What the task requires:
Reproduce the records unchanged, beginning with the line that contains "rate-label[interactable]: Текущий курс:: [579, 300, 638, 310]" and continuing through the line that contains "task-view-icon[interactable]: [252, 545, 264, 557]".

┄┄┄┄┄┄

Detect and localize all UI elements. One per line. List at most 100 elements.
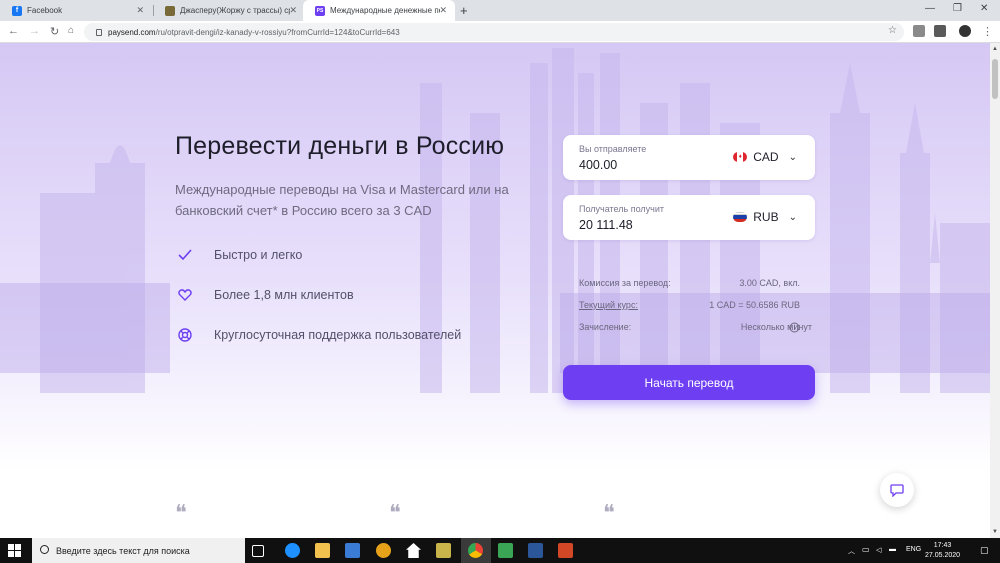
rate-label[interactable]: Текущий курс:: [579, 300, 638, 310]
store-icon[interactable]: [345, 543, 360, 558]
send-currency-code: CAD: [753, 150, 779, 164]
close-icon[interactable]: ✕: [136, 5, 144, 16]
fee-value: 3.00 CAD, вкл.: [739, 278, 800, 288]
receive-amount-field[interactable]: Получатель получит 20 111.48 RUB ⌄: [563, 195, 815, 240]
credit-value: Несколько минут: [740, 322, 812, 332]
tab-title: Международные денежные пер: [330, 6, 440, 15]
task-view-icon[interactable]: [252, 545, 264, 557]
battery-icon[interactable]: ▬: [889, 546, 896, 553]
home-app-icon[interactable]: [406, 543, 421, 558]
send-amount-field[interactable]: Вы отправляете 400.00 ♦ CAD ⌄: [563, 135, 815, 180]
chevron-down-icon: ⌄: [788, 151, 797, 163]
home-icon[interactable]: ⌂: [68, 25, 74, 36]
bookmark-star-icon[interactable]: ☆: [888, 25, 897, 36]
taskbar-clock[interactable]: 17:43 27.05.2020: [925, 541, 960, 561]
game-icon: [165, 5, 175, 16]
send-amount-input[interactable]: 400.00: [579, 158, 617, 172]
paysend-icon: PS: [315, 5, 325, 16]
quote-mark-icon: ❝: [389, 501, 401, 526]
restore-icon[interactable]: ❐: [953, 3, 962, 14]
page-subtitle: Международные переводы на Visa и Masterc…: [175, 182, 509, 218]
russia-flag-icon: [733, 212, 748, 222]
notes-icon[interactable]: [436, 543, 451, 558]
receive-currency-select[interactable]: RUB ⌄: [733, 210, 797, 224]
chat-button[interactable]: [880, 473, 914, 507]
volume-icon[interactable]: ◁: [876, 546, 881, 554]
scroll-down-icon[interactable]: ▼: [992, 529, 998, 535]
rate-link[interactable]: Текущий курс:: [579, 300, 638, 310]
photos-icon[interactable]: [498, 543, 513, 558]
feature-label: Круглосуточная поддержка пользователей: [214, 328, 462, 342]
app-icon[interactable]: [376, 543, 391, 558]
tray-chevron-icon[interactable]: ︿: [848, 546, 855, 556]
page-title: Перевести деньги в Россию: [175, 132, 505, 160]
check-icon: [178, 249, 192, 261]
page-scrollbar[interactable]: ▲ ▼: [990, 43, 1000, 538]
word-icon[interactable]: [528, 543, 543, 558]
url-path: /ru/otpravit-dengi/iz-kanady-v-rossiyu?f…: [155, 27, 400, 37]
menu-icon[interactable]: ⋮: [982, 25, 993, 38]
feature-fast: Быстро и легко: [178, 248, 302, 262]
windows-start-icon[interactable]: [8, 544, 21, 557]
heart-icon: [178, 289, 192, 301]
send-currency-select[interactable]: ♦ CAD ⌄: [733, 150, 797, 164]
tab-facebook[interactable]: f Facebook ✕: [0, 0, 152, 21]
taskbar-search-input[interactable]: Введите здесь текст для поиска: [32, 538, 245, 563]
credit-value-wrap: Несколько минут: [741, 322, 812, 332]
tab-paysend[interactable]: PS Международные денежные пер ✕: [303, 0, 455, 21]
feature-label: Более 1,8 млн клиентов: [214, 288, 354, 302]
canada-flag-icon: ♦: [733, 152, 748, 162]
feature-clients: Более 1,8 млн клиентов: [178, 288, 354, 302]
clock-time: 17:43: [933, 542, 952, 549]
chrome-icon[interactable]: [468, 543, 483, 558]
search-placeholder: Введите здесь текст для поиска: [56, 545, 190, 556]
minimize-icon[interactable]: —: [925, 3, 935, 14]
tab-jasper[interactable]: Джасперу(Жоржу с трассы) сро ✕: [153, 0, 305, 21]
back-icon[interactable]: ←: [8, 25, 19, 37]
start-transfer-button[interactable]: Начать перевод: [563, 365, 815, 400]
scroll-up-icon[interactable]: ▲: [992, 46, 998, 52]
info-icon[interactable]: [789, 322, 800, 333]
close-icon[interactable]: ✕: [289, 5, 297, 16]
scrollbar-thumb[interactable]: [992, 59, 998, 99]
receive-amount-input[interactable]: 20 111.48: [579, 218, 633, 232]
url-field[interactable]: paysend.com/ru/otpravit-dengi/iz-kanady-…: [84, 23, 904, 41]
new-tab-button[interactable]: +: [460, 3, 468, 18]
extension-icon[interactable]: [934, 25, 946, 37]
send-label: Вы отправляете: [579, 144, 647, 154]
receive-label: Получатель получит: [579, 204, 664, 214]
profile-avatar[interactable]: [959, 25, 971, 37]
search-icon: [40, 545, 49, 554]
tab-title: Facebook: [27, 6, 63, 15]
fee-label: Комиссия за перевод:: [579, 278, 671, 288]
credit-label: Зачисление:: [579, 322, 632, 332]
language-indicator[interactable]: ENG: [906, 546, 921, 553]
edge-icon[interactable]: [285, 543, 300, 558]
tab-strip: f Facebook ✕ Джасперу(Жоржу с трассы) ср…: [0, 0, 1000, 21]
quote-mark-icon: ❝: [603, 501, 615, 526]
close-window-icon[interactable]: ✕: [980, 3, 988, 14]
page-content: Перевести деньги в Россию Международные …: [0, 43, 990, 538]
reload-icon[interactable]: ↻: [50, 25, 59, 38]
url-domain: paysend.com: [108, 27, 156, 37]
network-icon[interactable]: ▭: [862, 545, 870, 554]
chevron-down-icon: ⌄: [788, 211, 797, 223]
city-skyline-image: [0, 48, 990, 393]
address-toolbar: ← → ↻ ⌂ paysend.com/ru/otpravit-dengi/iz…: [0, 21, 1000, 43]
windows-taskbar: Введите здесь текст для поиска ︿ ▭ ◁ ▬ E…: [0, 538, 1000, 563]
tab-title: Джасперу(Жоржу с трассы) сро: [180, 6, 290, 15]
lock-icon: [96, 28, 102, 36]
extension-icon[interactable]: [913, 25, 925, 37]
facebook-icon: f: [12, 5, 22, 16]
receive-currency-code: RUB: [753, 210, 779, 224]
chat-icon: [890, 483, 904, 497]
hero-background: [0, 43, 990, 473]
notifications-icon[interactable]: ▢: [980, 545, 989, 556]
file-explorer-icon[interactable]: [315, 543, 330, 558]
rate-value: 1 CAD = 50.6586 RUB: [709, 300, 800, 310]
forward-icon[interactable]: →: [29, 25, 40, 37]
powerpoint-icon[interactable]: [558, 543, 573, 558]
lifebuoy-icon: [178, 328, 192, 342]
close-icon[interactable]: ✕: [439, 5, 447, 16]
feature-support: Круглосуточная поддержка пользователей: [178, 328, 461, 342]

┄┄┄┄┄┄

Answer for the task:
rate-label[interactable]: Текущий курс:: [579, 300, 638, 310]
store-icon[interactable]: [345, 543, 360, 558]
send-currency-code: CAD: [753, 150, 779, 164]
close-icon[interactable]: ✕: [136, 5, 144, 16]
fee-value: 3.00 CAD, вкл.: [739, 278, 800, 288]
receive-amount-field[interactable]: Получатель получит 20 111.48 RUB ⌄: [563, 195, 815, 240]
credit-value: Несколько минут: [740, 322, 812, 332]
tab-title: Международные денежные пер: [330, 6, 440, 15]
task-view-icon[interactable]: [252, 545, 264, 557]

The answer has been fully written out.